==== DATA FOR THIS EXERCISE

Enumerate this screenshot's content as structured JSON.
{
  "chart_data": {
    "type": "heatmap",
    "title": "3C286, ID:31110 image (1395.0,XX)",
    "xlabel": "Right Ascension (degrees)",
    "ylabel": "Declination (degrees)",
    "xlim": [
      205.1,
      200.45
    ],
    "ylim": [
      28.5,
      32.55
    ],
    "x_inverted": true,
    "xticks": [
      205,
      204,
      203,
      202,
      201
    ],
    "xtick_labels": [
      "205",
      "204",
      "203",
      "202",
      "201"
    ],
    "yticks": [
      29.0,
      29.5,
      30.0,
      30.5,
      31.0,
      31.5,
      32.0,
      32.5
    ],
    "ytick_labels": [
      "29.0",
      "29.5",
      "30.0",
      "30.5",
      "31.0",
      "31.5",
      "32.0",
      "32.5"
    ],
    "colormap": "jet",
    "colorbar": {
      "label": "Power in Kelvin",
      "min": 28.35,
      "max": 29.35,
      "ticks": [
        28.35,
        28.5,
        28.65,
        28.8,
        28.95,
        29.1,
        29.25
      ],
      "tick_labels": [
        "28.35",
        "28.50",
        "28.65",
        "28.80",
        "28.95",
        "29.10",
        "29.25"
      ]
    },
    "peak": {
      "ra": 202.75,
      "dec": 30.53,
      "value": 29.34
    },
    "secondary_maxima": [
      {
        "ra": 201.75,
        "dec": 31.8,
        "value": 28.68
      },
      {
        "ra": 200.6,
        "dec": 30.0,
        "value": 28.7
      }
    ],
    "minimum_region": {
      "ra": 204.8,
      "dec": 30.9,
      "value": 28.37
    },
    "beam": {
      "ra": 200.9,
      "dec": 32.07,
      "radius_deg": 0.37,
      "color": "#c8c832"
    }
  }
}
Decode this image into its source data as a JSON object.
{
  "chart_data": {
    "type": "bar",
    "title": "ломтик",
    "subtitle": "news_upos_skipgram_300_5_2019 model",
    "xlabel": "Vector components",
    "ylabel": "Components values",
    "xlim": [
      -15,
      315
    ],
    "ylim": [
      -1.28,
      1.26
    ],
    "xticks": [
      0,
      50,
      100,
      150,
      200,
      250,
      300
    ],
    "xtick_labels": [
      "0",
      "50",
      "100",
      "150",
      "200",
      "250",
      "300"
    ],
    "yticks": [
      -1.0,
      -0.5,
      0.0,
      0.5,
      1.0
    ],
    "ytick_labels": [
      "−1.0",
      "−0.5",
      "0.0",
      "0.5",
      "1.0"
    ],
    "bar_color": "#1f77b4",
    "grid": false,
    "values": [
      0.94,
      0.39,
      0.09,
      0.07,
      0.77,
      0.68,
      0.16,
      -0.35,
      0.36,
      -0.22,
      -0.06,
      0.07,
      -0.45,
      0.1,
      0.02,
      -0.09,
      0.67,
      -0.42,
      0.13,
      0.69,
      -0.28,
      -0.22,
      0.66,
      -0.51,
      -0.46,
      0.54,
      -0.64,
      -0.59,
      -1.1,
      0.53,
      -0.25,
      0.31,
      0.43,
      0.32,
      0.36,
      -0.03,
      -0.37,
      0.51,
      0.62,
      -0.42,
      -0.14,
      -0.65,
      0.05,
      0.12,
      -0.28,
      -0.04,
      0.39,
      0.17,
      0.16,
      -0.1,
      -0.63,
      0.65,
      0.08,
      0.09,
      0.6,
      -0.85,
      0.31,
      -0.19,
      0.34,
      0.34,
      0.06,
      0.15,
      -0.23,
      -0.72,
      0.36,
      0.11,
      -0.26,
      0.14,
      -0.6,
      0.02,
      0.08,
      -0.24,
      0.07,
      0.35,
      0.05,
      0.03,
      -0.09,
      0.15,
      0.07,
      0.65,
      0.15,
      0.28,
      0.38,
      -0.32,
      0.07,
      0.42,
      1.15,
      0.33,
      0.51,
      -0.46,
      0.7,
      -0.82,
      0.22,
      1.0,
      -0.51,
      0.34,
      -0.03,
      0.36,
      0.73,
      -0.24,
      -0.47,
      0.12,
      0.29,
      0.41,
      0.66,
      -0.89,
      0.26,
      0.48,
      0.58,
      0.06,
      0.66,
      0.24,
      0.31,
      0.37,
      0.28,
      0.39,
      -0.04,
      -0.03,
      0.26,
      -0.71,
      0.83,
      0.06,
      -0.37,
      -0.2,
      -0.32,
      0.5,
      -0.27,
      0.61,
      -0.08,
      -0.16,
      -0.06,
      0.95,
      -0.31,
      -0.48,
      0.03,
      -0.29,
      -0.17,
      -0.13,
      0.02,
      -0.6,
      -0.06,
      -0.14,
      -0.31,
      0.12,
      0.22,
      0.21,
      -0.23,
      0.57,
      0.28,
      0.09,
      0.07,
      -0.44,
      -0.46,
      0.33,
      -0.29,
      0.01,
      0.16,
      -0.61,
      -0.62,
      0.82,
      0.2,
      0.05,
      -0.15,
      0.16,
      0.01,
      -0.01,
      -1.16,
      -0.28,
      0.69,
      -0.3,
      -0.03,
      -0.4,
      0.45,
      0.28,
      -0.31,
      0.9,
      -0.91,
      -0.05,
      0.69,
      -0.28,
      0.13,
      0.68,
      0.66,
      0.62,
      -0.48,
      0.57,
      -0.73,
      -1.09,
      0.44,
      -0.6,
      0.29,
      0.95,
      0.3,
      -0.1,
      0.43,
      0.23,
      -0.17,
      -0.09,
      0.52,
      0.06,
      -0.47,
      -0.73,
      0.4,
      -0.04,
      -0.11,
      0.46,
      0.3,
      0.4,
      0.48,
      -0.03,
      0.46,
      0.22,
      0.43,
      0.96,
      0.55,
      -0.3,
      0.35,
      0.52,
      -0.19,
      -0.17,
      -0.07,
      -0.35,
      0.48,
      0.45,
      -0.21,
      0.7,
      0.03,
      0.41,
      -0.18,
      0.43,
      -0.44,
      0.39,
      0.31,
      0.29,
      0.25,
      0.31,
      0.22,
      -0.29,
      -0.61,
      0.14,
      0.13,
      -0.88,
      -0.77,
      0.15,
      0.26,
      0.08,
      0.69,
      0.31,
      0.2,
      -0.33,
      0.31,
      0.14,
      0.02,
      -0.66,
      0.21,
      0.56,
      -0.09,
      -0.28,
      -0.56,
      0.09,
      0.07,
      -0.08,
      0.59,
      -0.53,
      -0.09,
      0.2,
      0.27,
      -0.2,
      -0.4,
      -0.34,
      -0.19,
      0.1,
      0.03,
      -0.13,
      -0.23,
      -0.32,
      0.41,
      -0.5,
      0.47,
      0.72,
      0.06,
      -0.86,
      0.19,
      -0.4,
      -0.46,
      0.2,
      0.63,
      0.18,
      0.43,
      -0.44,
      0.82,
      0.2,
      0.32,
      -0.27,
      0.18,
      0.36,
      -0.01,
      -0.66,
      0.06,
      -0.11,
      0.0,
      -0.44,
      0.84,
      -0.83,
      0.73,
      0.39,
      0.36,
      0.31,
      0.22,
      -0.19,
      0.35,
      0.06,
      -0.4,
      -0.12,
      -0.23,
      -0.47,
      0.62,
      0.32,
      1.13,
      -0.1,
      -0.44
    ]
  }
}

========

# SHORT EXERCISE:
Reproduce the material in full, with no word added or dropped.

# ANSWER TO THE EXERCISE:
Enumerate this screenshot's content as structured JSON.
{
  "chart_data": {
    "type": "heatmap",
    "title": "3C286, ID:31110 image (1395.0,XX)",
    "xlabel": "Right Ascension (degrees)",
    "ylabel": "Declination (degrees)",
    "xlim": [
      205.1,
      200.45
    ],
    "ylim": [
      28.5,
      32.55
    ],
    "x_inverted": true,
    "xticks": [
      205,
      204,
      203,
      202,
      201
    ],
    "xtick_labels": [
      "205",
      "204",
      "203",
      "202",
      "201"
    ],
    "yticks": [
      29.0,
      29.5,
      30.0,
      30.5,
      31.0,
      31.5,
      32.0,
      32.5
    ],
    "ytick_labels": [
      "29.0",
      "29.5",
      "30.0",
      "30.5",
      "31.0",
      "31.5",
      "32.0",
      "32.5"
    ],
    "colormap": "jet",
    "colorbar": {
      "label": "Power in Kelvin",
      "min": 28.35,
      "max": 29.35,
      "ticks": [
        28.35,
        28.5,
        28.65,
        28.8,
        28.95,
        29.1,
        29.25
      ],
      "tick_labels": [
        "28.35",
        "28.50",
        "28.65",
        "28.80",
        "28.95",
        "29.10",
        "29.25"
      ]
    },
    "peak": {
      "ra": 202.75,
      "dec": 30.53,
      "value": 29.34
    },
    "secondary_maxima": [
      {
        "ra": 201.75,
        "dec": 31.8,
        "value": 28.68
      },
      {
        "ra": 200.6,
        "dec": 30.0,
        "value": 28.7
      }
    ],
    "minimum_region": {
      "ra": 204.8,
      "dec": 30.9,
      "value": 28.37
    },
    "beam": {
      "ra": 200.9,
      "dec": 32.07,
      "radius_deg": 0.37,
      "color": "#c8c832"
    }
  }
}
Decode this image into its source data as a JSON object.
{
  "chart_data": {
    "type": "bar",
    "title": "ломтик",
    "subtitle": "news_upos_skipgram_300_5_2019 model",
    "xlabel": "Vector components",
    "ylabel": "Components values",
    "xlim": [
      -15,
      315
    ],
    "ylim": [
      -1.28,
      1.26
    ],
    "xticks": [
      0,
      50,
      100,
      150,
      200,
      250,
      300
    ],
    "xtick_labels": [
      "0",
      "50",
      "100",
      "150",
      "200",
      "250",
      "300"
    ],
    "yticks": [
      -1.0,
      -0.5,
      0.0,
      0.5,
      1.0
    ],
    "ytick_labels": [
      "−1.0",
      "−0.5",
      "0.0",
      "0.5",
      "1.0"
    ],
    "bar_color": "#1f77b4",
    "grid": false,
    "values": [
      0.94,
      0.39,
      0.09,
      0.07,
      0.77,
      0.68,
      0.16,
      -0.35,
      0.36,
      -0.22,
      -0.06,
      0.07,
      -0.45,
      0.1,
      0.02,
      -0.09,
      0.67,
      -0.42,
      0.13,
      0.69,
      -0.28,
      -0.22,
      0.66,
      -0.51,
      -0.46,
      0.54,
      -0.64,
      -0.59,
      -1.1,
      0.53,
      -0.25,
      0.31,
      0.43,
      0.32,
      0.36,
      -0.03,
      -0.37,
      0.51,
      0.62,
      -0.42,
      -0.14,
      -0.65,
      0.05,
      0.12,
      -0.28,
      -0.04,
      0.39,
      0.17,
      0.16,
      -0.1,
      -0.63,
      0.65,
      0.08,
      0.09,
      0.6,
      -0.85,
      0.31,
      -0.19,
      0.34,
      0.34,
      0.06,
      0.15,
      -0.23,
      -0.72,
      0.36,
      0.11,
      -0.26,
      0.14,
      -0.6,
      0.02,
      0.08,
      -0.24,
      0.07,
      0.35,
      0.05,
      0.03,
      -0.09,
      0.15,
      0.07,
      0.65,
      0.15,
      0.28,
      0.38,
      -0.32,
      0.07,
      0.42,
      1.15,
      0.33,
      0.51,
      -0.46,
      0.7,
      -0.82,
      0.22,
      1.0,
      -0.51,
      0.34,
      -0.03,
      0.36,
      0.73,
      -0.24,
      -0.47,
      0.12,
      0.29,
      0.41,
      0.66,
      -0.89,
      0.26,
      0.48,
      0.58,
      0.06,
      0.66,
      0.24,
      0.31,
      0.37,
      0.28,
      0.39,
      -0.04,
      -0.03,
      0.26,
      -0.71,
      0.83,
      0.06,
      -0.37,
      -0.2,
      -0.32,
      0.5,
      -0.27,
      0.61,
      -0.08,
      -0.16,
      -0.06,
      0.95,
      -0.31,
      -0.48,
      0.03,
      -0.29,
      -0.17,
      -0.13,
      0.02,
      -0.6,
      -0.06,
      -0.14,
      -0.31,
      0.12,
      0.22,
      0.21,
      -0.23,
      0.57,
      0.28,
      0.09,
      0.07,
      -0.44,
      -0.46,
      0.33,
      -0.29,
      0.01,
      0.16,
      -0.61,
      -0.62,
      0.82,
      0.2,
      0.05,
      -0.15,
      0.16,
      0.01,
      -0.01,
      -1.16,
      -0.28,
      0.69,
      -0.3,
      -0.03,
      -0.4,
      0.45,
      0.28,
      -0.31,
      0.9,
      -0.91,
      -0.05,
      0.69,
      -0.28,
      0.13,
      0.68,
      0.66,
      0.62,
      -0.48,
      0.57,
      -0.73,
      -1.09,
      0.44,
      -0.6,
      0.29,
      0.95,
      0.3,
      -0.1,
      0.43,
      0.23,
      -0.17,
      -0.09,
      0.52,
      0.06,
      -0.47,
      -0.73,
      0.4,
      -0.04,
      -0.11,
      0.46,
      0.3,
      0.4,
      0.48,
      -0.03,
      0.46,
      0.22,
      0.43,
      0.96,
      0.55,
      -0.3,
      0.35,
      0.52,
      -0.19,
      -0.17,
      -0.07,
      -0.35,
      0.48,
      0.45,
      -0.21,
      0.7,
      0.03,
      0.41,
      -0.18,
      0.43,
      -0.44,
      0.39,
      0.31,
      0.29,
      0.25,
      0.31,
      0.22,
      -0.29,
      -0.61,
      0.14,
      0.13,
      -0.88,
      -0.77,
      0.15,
      0.26,
      0.08,
      0.69,
      0.31,
      0.2,
      -0.33,
      0.31,
      0.14,
      0.02,
      -0.66,
      0.21,
      0.56,
      -0.09,
      -0.28,
      -0.56,
      0.09,
      0.07,
      -0.08,
      0.59,
      -0.53,
      -0.09,
      0.2,
      0.27,
      -0.2,
      -0.4,
      -0.34,
      -0.19,
      0.1,
      0.03,
      -0.13,
      -0.23,
      -0.32,
      0.41,
      -0.5,
      0.47,
      0.72,
      0.06,
      -0.86,
      0.19,
      -0.4,
      -0.46,
      0.2,
      0.63,
      0.18,
      0.43,
      -0.44,
      0.82,
      0.2,
      0.32,
      -0.27,
      0.18,
      0.36,
      -0.01,
      -0.66,
      0.06,
      -0.11,
      0.0,
      -0.44,
      0.84,
      -0.83,
      0.73,
      0.39,
      0.36,
      0.31,
      0.22,
      -0.19,
      0.35,
      0.06,
      -0.4,
      -0.12,
      -0.23,
      -0.47,
      0.62,
      0.32,
      1.13,
      -0.1,
      -0.44
    ]
  }
}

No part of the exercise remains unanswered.